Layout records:
-- begin --
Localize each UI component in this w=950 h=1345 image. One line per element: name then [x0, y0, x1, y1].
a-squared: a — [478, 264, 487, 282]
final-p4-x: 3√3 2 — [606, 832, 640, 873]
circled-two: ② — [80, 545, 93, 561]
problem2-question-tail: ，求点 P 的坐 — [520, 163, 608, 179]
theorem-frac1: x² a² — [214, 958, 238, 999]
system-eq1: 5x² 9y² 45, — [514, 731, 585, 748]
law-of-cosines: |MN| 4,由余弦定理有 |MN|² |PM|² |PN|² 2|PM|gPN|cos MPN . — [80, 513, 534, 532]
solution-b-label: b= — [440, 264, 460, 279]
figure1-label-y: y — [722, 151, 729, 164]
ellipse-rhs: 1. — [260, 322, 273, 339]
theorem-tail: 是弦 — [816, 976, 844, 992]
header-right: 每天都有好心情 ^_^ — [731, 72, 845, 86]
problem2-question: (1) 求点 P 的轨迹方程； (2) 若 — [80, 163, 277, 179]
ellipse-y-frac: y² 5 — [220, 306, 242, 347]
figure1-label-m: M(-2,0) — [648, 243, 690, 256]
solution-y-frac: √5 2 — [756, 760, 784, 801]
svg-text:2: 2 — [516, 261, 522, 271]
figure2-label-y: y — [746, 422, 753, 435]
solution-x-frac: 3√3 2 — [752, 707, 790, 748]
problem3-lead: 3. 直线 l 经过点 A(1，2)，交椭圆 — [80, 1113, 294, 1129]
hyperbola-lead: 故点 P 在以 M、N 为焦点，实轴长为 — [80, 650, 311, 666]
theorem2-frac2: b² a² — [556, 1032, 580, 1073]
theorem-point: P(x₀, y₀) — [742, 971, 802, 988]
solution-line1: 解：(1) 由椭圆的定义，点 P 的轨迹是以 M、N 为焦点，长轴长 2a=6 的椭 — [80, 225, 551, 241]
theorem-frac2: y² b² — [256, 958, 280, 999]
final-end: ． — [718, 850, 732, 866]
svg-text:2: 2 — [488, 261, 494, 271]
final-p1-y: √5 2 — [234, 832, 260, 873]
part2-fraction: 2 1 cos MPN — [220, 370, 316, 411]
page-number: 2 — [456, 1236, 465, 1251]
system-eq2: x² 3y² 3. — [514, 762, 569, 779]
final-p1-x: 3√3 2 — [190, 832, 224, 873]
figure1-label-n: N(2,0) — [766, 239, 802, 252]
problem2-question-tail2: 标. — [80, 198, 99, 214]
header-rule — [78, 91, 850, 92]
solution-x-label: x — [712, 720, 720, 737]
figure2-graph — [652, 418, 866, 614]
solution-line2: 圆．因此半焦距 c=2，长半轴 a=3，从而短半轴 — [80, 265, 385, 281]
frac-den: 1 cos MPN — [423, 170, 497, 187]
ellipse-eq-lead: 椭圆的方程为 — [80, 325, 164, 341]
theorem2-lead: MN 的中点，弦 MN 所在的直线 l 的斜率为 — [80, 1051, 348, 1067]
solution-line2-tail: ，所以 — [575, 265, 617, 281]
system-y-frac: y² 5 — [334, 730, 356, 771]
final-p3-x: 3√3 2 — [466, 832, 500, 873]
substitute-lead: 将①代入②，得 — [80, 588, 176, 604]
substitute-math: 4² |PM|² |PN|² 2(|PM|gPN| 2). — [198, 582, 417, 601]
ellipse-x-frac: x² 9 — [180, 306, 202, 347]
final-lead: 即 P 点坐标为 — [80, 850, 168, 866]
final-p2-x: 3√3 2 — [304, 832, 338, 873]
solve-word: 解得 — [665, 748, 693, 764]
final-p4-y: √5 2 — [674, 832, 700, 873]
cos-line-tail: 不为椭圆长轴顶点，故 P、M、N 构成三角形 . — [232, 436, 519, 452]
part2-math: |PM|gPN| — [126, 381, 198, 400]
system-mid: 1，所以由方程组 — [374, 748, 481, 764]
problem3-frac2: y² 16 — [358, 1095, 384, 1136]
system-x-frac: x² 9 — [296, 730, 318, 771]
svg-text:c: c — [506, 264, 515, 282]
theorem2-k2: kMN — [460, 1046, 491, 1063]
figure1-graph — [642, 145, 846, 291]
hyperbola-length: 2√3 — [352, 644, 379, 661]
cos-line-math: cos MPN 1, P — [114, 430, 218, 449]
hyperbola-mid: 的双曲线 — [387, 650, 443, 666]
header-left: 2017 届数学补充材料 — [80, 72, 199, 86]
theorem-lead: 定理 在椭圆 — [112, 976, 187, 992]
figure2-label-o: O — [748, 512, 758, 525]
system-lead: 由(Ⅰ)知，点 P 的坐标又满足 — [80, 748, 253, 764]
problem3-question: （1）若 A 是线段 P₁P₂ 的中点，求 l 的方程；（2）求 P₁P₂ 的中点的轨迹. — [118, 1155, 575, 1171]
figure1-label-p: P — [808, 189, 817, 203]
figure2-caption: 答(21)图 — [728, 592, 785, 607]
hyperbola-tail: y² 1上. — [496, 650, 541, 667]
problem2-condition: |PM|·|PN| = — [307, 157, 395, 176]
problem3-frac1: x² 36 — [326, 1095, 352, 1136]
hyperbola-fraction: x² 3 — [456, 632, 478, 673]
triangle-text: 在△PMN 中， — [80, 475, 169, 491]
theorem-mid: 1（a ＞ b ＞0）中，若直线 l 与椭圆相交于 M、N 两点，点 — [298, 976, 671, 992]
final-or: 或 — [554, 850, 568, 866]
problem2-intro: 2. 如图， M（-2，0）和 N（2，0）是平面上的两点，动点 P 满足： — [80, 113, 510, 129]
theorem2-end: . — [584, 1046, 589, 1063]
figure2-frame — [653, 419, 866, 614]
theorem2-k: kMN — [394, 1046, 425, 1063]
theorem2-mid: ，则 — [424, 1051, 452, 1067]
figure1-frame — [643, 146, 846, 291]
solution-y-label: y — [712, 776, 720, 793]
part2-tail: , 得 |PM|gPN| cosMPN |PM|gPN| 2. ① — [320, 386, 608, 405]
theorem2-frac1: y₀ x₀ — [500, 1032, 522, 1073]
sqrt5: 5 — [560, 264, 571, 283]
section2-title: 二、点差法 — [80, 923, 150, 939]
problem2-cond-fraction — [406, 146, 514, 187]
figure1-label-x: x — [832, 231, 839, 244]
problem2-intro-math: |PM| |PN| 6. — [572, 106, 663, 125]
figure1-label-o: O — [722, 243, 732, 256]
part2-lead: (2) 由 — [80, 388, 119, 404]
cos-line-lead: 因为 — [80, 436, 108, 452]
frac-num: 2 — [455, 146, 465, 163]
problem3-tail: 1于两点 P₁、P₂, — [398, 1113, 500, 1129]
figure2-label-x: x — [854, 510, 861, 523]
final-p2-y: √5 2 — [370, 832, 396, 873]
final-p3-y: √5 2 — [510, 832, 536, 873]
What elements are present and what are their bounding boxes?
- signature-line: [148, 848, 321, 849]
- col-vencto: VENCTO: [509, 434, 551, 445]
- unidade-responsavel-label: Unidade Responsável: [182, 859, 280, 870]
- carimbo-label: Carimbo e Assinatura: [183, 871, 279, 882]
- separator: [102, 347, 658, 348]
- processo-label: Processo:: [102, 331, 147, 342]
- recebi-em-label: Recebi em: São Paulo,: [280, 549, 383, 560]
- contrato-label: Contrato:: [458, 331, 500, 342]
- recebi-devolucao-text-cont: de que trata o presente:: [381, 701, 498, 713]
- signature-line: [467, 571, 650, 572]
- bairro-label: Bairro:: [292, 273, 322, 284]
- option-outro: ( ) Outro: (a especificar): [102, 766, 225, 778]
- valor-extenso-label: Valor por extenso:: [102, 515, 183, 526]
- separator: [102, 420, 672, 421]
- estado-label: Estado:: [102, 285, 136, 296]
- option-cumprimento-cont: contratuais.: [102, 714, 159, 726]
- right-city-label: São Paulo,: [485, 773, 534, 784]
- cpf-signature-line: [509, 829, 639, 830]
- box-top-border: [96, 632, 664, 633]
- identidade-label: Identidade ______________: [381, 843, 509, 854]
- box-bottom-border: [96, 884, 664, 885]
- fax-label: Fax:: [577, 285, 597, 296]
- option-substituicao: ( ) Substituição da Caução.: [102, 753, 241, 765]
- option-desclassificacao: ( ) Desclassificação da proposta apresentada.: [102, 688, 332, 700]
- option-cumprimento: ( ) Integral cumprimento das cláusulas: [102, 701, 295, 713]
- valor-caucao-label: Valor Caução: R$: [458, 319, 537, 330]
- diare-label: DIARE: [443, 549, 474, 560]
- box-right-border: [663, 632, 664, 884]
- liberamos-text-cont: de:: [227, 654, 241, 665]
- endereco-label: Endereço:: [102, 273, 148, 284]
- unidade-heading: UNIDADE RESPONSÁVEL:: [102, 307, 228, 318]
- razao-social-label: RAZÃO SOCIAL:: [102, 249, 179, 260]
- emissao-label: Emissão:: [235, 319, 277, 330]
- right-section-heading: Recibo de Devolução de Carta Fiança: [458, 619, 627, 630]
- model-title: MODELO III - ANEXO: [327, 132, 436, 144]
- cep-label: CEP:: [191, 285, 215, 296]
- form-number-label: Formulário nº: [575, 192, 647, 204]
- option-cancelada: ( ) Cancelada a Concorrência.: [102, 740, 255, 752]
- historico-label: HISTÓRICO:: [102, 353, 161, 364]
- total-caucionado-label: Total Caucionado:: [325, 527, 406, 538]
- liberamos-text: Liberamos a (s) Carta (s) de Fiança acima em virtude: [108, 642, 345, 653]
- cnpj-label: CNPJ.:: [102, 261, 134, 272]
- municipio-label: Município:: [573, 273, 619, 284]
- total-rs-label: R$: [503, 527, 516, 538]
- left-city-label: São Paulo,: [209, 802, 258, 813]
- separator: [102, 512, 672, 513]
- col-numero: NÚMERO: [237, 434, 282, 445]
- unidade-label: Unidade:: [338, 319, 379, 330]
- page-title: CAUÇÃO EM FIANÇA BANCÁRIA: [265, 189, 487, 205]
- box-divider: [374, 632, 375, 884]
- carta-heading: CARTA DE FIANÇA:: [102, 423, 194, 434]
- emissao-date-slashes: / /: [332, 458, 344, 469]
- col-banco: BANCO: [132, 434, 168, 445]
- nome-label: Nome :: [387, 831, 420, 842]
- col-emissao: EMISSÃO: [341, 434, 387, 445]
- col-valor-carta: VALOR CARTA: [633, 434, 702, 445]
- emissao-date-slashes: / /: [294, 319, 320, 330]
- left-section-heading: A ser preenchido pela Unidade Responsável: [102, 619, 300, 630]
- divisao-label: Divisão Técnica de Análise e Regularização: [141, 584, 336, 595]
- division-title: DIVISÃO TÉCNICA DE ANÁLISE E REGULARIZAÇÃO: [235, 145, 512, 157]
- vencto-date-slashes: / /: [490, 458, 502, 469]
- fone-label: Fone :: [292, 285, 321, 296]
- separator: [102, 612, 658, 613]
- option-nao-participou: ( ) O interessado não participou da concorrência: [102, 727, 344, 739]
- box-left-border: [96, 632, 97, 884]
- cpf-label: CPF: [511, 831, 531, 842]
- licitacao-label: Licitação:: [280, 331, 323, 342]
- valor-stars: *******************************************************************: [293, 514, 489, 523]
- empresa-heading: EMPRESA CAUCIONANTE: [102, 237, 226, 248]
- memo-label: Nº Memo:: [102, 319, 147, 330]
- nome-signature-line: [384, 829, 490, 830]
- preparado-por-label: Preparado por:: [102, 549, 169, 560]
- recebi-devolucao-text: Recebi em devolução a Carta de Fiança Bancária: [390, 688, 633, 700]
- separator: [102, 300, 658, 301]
-- end --
#### [YOUR OBJECTIVE]
Reproduce the records verbatim, starting with their first line and stopping after the line that contains "figure1-label-m: M(-2,0) —".

#### [THE SOLUTION]
Localize each UI component in this w=950 h=1345 image. One line per element: name then [x0, y0, x1, y1].
a-squared: a — [478, 264, 487, 282]
final-p4-x: 3√3 2 — [606, 832, 640, 873]
circled-two: ② — [80, 545, 93, 561]
problem2-question-tail: ，求点 P 的坐 — [520, 163, 608, 179]
theorem-frac1: x² a² — [214, 958, 238, 999]
system-eq1: 5x² 9y² 45, — [514, 731, 585, 748]
law-of-cosines: |MN| 4,由余弦定理有 |MN|² |PM|² |PN|² 2|PM|gPN|cos MPN . — [80, 513, 534, 532]
solution-b-label: b= — [440, 264, 460, 279]
figure1-label-y: y — [722, 151, 729, 164]
ellipse-rhs: 1. — [260, 322, 273, 339]
theorem-tail: 是弦 — [816, 976, 844, 992]
header-right: 每天都有好心情 ^_^ — [731, 72, 845, 86]
problem2-question: (1) 求点 P 的轨迹方程； (2) 若 — [80, 163, 277, 179]
ellipse-y-frac: y² 5 — [220, 306, 242, 347]
figure1-label-m: M(-2,0) — [648, 243, 690, 256]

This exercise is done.